Records provided:
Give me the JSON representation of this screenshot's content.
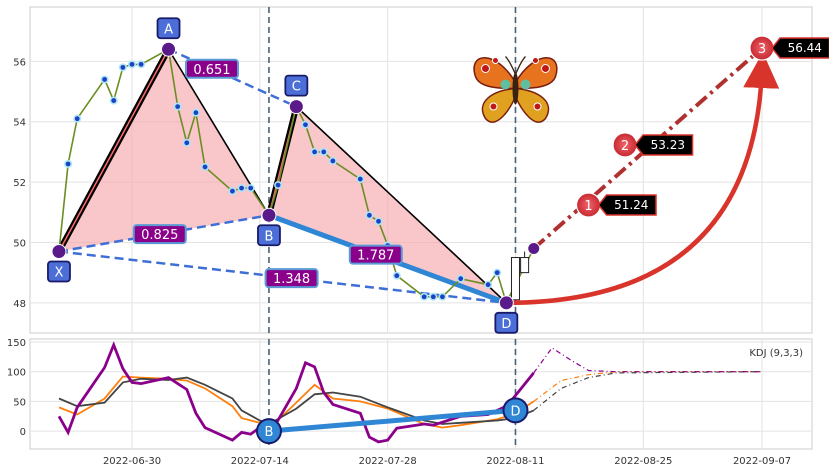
{
  "chart_data": [
    {
      "type": "line",
      "panel": "price",
      "x_dates": [
        "2022-06-30",
        "2022-07-14",
        "2022-07-28",
        "2022-08-11",
        "2022-08-25",
        "2022-09-07"
      ],
      "ylim": [
        47.0,
        57.8
      ],
      "yticks": [
        48,
        50,
        52,
        54,
        56
      ],
      "grid": true,
      "price_series": [
        {
          "date": "2022-06-22",
          "value": 49.7
        },
        {
          "date": "2022-06-23",
          "value": 52.6
        },
        {
          "date": "2022-06-24",
          "value": 54.1
        },
        {
          "date": "2022-06-27",
          "value": 55.4
        },
        {
          "date": "2022-06-28",
          "value": 54.7
        },
        {
          "date": "2022-06-29",
          "value": 55.8
        },
        {
          "date": "2022-06-30",
          "value": 55.9
        },
        {
          "date": "2022-07-01",
          "value": 55.9
        },
        {
          "date": "2022-07-04",
          "value": 56.4
        },
        {
          "date": "2022-07-05",
          "value": 54.5
        },
        {
          "date": "2022-07-06",
          "value": 53.3
        },
        {
          "date": "2022-07-07",
          "value": 54.3
        },
        {
          "date": "2022-07-08",
          "value": 52.5
        },
        {
          "date": "2022-07-11",
          "value": 51.7
        },
        {
          "date": "2022-07-12",
          "value": 51.8
        },
        {
          "date": "2022-07-13",
          "value": 51.8
        },
        {
          "date": "2022-07-15",
          "value": 50.9
        },
        {
          "date": "2022-07-16",
          "value": 51.9
        },
        {
          "date": "2022-07-18",
          "value": 54.5
        },
        {
          "date": "2022-07-19",
          "value": 53.9
        },
        {
          "date": "2022-07-20",
          "value": 53.0
        },
        {
          "date": "2022-07-21",
          "value": 53.0
        },
        {
          "date": "2022-07-22",
          "value": 52.7
        },
        {
          "date": "2022-07-25",
          "value": 52.1
        },
        {
          "date": "2022-07-26",
          "value": 50.9
        },
        {
          "date": "2022-07-27",
          "value": 50.7
        },
        {
          "date": "2022-07-28",
          "value": 49.9
        },
        {
          "date": "2022-07-29",
          "value": 48.9
        },
        {
          "date": "2022-08-01",
          "value": 48.2
        },
        {
          "date": "2022-08-02",
          "value": 48.2
        },
        {
          "date": "2022-08-03",
          "value": 48.2
        },
        {
          "date": "2022-08-05",
          "value": 48.8
        },
        {
          "date": "2022-08-08",
          "value": 48.6
        },
        {
          "date": "2022-08-09",
          "value": 49.0
        },
        {
          "date": "2022-08-10",
          "value": 48.0
        },
        {
          "date": "2022-08-13",
          "value": 49.8
        }
      ],
      "candles": [
        {
          "date": "2022-08-11",
          "open": 48.1,
          "close": 49.5,
          "high": 49.5,
          "low": 48.0
        },
        {
          "date": "2022-08-12",
          "open": 49.0,
          "close": 49.5,
          "high": 49.7,
          "low": 49.0
        }
      ],
      "pattern_points": [
        {
          "label": "X",
          "date": "2022-06-22",
          "value": 49.7
        },
        {
          "label": "A",
          "date": "2022-07-04",
          "value": 56.4
        },
        {
          "label": "B",
          "date": "2022-07-15",
          "value": 50.9
        },
        {
          "label": "C",
          "date": "2022-07-18",
          "value": 54.5
        },
        {
          "label": "D",
          "date": "2022-08-10",
          "value": 48.0
        }
      ],
      "ratios": [
        {
          "text": "0.651",
          "from": "A",
          "to": "C",
          "pos": 0.34
        },
        {
          "text": "0.825",
          "from": "X",
          "to": "B",
          "pos": 0.48
        },
        {
          "text": "1.348",
          "from": "X",
          "to": "D",
          "pos": 0.52
        },
        {
          "text": "1.787",
          "from": "B",
          "to": "D",
          "pos": 0.45
        }
      ],
      "targets": [
        {
          "label": "1",
          "value": 51.24,
          "date": "2022-08-19"
        },
        {
          "label": "2",
          "value": 53.23,
          "date": "2022-08-23"
        },
        {
          "label": "3",
          "value": 56.44,
          "date": "2022-09-07"
        }
      ],
      "projection_start": {
        "date": "2022-08-13",
        "value": 49.8
      },
      "vlines": [
        "2022-07-15",
        "2022-08-11"
      ],
      "butterfly": {
        "icon": "butterfly-icon",
        "date": "2022-08-11",
        "value": 55.1
      }
    },
    {
      "type": "line",
      "panel": "indicator",
      "legend": "KDJ (9,3,3)",
      "ylim": [
        -30,
        155
      ],
      "yticks": [
        0,
        50,
        100,
        150
      ],
      "x_dates": [
        "2022-06-30",
        "2022-07-14",
        "2022-07-28",
        "2022-08-11",
        "2022-08-25",
        "2022-09-07"
      ],
      "series": [
        {
          "name": "K",
          "color": "#ff7f0e",
          "points": [
            [
              "2022-06-22",
              40
            ],
            [
              "2022-06-24",
              28
            ],
            [
              "2022-06-27",
              55
            ],
            [
              "2022-06-29",
              92
            ],
            [
              "2022-07-01",
              90
            ],
            [
              "2022-07-04",
              88
            ],
            [
              "2022-07-06",
              85
            ],
            [
              "2022-07-08",
              72
            ],
            [
              "2022-07-11",
              42
            ],
            [
              "2022-07-12",
              22
            ],
            [
              "2022-07-14",
              14
            ],
            [
              "2022-07-15",
              4
            ],
            [
              "2022-07-18",
              48
            ],
            [
              "2022-07-20",
              78
            ],
            [
              "2022-07-22",
              55
            ],
            [
              "2022-07-25",
              50
            ],
            [
              "2022-07-28",
              38
            ],
            [
              "2022-08-01",
              12
            ],
            [
              "2022-08-03",
              6
            ],
            [
              "2022-08-05",
              10
            ],
            [
              "2022-08-09",
              20
            ],
            [
              "2022-08-11",
              30
            ],
            [
              "2022-08-13",
              50
            ]
          ]
        },
        {
          "name": "D",
          "color": "#444444",
          "points": [
            [
              "2022-06-22",
              55
            ],
            [
              "2022-06-24",
              42
            ],
            [
              "2022-06-27",
              48
            ],
            [
              "2022-06-29",
              82
            ],
            [
              "2022-07-01",
              88
            ],
            [
              "2022-07-04",
              86
            ],
            [
              "2022-07-06",
              90
            ],
            [
              "2022-07-08",
              78
            ],
            [
              "2022-07-11",
              55
            ],
            [
              "2022-07-12",
              35
            ],
            [
              "2022-07-14",
              18
            ],
            [
              "2022-07-15",
              12
            ],
            [
              "2022-07-18",
              38
            ],
            [
              "2022-07-20",
              62
            ],
            [
              "2022-07-22",
              65
            ],
            [
              "2022-07-25",
              58
            ],
            [
              "2022-07-28",
              40
            ],
            [
              "2022-08-01",
              18
            ],
            [
              "2022-08-03",
              12
            ],
            [
              "2022-08-05",
              14
            ],
            [
              "2022-08-09",
              18
            ],
            [
              "2022-08-11",
              22
            ],
            [
              "2022-08-13",
              35
            ]
          ]
        },
        {
          "name": "J",
          "color": "#8b008b",
          "points": [
            [
              "2022-06-22",
              25
            ],
            [
              "2022-06-23",
              -2
            ],
            [
              "2022-06-24",
              40
            ],
            [
              "2022-06-27",
              107
            ],
            [
              "2022-06-28",
              145
            ],
            [
              "2022-06-29",
              105
            ],
            [
              "2022-06-30",
              82
            ],
            [
              "2022-07-01",
              80
            ],
            [
              "2022-07-04",
              90
            ],
            [
              "2022-07-06",
              70
            ],
            [
              "2022-07-07",
              30
            ],
            [
              "2022-07-08",
              6
            ],
            [
              "2022-07-11",
              -15
            ],
            [
              "2022-07-12",
              -2
            ],
            [
              "2022-07-13",
              -5
            ],
            [
              "2022-07-14",
              6
            ],
            [
              "2022-07-15",
              -8
            ],
            [
              "2022-07-18",
              72
            ],
            [
              "2022-07-19",
              115
            ],
            [
              "2022-07-20",
              108
            ],
            [
              "2022-07-21",
              65
            ],
            [
              "2022-07-22",
              45
            ],
            [
              "2022-07-25",
              30
            ],
            [
              "2022-07-26",
              -10
            ],
            [
              "2022-07-27",
              -18
            ],
            [
              "2022-07-28",
              -15
            ],
            [
              "2022-07-29",
              5
            ],
            [
              "2022-08-01",
              12
            ],
            [
              "2022-08-02",
              10
            ],
            [
              "2022-08-03",
              15
            ],
            [
              "2022-08-05",
              25
            ],
            [
              "2022-08-08",
              28
            ],
            [
              "2022-08-09",
              35
            ],
            [
              "2022-08-10",
              42
            ],
            [
              "2022-08-11",
              60
            ],
            [
              "2022-08-13",
              98
            ]
          ]
        }
      ],
      "projections": [
        {
          "name": "K",
          "color": "#ff7f0e",
          "points": [
            [
              "2022-08-13",
              50
            ],
            [
              "2022-08-16",
              85
            ],
            [
              "2022-08-19",
              95
            ],
            [
              "2022-08-22",
              100
            ],
            [
              "2022-09-07",
              100
            ]
          ]
        },
        {
          "name": "D",
          "color": "#444444",
          "points": [
            [
              "2022-08-13",
              35
            ],
            [
              "2022-08-16",
              72
            ],
            [
              "2022-08-19",
              90
            ],
            [
              "2022-08-22",
              98
            ],
            [
              "2022-09-07",
              100
            ]
          ]
        },
        {
          "name": "J",
          "color": "#8b008b",
          "points": [
            [
              "2022-08-13",
              98
            ],
            [
              "2022-08-15",
              140
            ],
            [
              "2022-08-17",
              120
            ],
            [
              "2022-08-19",
              102
            ],
            [
              "2022-08-22",
              100
            ],
            [
              "2022-09-07",
              100
            ]
          ]
        }
      ],
      "pattern_points": [
        {
          "label": "B",
          "date": "2022-07-15",
          "value": 0
        },
        {
          "label": "D",
          "date": "2022-08-11",
          "value": 35
        }
      ]
    }
  ]
}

What to do: Read through the entries and copy every line that includes "label".

Answer to this exercise:
          "label": "X",
          "label": "A",
          "label": "B",
          "label": "C",
          "label": "D",
          "label": "1",
          "label": "2",
          "label": "3",
          "label": "B",
          "label": "D",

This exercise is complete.